--- Begin Information given ---

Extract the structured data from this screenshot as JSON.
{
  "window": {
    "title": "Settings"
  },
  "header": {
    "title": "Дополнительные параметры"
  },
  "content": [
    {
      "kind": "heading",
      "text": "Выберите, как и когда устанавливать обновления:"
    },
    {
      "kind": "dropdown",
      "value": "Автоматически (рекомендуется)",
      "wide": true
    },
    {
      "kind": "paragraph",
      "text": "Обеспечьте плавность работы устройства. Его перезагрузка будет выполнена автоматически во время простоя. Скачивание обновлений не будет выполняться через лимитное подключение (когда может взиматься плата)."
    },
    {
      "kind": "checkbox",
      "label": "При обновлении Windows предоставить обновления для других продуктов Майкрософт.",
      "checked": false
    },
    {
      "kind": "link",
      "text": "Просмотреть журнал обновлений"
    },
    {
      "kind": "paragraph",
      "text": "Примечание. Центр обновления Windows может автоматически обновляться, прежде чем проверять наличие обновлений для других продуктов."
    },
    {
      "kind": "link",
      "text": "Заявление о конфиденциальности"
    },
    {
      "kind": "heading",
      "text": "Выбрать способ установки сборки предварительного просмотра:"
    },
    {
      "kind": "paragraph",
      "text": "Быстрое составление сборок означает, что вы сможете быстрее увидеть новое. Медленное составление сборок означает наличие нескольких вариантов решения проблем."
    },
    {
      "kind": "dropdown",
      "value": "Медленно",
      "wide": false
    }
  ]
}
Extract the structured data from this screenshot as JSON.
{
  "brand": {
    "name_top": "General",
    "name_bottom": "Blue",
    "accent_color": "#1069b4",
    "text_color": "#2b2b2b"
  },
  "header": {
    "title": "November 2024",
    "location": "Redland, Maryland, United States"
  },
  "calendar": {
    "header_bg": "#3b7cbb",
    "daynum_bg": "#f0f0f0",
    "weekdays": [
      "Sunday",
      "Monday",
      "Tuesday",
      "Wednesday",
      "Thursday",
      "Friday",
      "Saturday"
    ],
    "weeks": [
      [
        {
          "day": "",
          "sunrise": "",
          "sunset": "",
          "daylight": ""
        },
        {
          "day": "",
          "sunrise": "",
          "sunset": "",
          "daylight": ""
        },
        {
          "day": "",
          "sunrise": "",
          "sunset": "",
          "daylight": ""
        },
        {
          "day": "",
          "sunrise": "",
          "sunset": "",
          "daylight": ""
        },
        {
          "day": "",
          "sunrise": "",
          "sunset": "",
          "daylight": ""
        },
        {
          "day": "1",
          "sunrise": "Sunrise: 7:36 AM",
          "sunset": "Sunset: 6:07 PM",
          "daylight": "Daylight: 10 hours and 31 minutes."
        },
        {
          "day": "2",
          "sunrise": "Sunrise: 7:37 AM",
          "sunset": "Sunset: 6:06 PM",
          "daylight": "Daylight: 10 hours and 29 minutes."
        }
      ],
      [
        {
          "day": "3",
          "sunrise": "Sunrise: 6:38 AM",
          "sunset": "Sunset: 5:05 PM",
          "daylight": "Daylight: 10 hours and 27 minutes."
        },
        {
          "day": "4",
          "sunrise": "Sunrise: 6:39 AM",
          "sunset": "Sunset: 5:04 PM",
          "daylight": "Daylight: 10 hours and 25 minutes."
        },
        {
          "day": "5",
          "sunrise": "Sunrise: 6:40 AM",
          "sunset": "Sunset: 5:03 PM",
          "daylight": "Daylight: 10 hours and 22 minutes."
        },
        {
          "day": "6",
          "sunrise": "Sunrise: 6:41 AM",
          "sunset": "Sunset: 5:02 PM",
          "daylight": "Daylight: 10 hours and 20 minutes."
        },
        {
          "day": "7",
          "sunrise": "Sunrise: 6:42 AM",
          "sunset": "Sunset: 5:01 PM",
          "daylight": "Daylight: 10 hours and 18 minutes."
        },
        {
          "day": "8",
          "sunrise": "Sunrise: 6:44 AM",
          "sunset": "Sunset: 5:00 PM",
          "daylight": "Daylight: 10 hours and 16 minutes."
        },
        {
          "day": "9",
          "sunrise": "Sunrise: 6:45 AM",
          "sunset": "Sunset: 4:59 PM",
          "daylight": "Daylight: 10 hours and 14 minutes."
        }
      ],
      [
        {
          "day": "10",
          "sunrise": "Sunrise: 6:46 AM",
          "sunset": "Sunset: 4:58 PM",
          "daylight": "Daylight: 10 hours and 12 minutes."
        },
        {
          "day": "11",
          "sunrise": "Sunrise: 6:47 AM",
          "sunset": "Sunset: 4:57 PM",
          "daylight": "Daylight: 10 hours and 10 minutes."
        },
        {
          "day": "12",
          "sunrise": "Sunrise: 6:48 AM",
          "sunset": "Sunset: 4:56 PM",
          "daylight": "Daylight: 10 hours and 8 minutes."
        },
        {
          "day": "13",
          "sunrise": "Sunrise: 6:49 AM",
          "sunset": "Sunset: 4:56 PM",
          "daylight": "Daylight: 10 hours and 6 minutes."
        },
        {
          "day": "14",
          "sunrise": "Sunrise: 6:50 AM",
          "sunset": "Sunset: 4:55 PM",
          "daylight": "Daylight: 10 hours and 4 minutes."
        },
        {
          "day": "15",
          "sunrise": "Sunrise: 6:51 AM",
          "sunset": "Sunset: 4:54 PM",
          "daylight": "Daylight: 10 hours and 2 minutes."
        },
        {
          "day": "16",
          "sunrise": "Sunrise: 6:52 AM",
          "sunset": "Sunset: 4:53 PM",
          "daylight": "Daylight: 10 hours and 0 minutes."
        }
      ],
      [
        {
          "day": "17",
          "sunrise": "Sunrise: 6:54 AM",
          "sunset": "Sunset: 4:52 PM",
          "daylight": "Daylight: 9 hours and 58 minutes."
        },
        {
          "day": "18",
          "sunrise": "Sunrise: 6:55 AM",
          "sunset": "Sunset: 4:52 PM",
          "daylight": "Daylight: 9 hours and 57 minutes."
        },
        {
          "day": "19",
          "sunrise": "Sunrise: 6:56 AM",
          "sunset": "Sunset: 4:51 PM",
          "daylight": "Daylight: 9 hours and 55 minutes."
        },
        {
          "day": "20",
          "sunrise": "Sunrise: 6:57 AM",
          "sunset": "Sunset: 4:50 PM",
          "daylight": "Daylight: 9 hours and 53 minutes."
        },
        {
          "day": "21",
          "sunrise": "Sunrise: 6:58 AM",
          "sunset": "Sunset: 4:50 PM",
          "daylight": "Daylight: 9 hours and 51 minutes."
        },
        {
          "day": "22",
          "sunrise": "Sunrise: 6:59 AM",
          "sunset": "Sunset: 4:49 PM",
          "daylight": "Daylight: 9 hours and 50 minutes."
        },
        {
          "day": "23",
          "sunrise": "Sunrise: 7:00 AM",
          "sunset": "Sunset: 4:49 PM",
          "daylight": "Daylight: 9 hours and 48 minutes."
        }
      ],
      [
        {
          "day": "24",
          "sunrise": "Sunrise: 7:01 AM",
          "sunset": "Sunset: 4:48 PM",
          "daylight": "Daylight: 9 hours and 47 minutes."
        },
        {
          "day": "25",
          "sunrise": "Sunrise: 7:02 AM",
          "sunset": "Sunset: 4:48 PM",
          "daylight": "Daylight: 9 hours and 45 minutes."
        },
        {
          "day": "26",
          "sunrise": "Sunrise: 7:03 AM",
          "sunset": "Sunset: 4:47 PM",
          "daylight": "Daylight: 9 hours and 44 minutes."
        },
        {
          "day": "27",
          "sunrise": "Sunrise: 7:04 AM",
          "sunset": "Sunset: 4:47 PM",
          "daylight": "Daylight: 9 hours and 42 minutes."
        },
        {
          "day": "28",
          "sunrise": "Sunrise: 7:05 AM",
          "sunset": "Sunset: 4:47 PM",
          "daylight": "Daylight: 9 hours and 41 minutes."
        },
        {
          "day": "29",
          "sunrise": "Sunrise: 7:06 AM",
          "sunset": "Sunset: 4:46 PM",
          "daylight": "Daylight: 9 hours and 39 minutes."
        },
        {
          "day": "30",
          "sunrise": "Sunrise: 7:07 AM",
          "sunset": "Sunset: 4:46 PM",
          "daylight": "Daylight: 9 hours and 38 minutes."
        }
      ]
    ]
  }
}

--- End Information given ---

## Challenge
Report only how many lines in the listing contain the string "Windows".

## Output below
2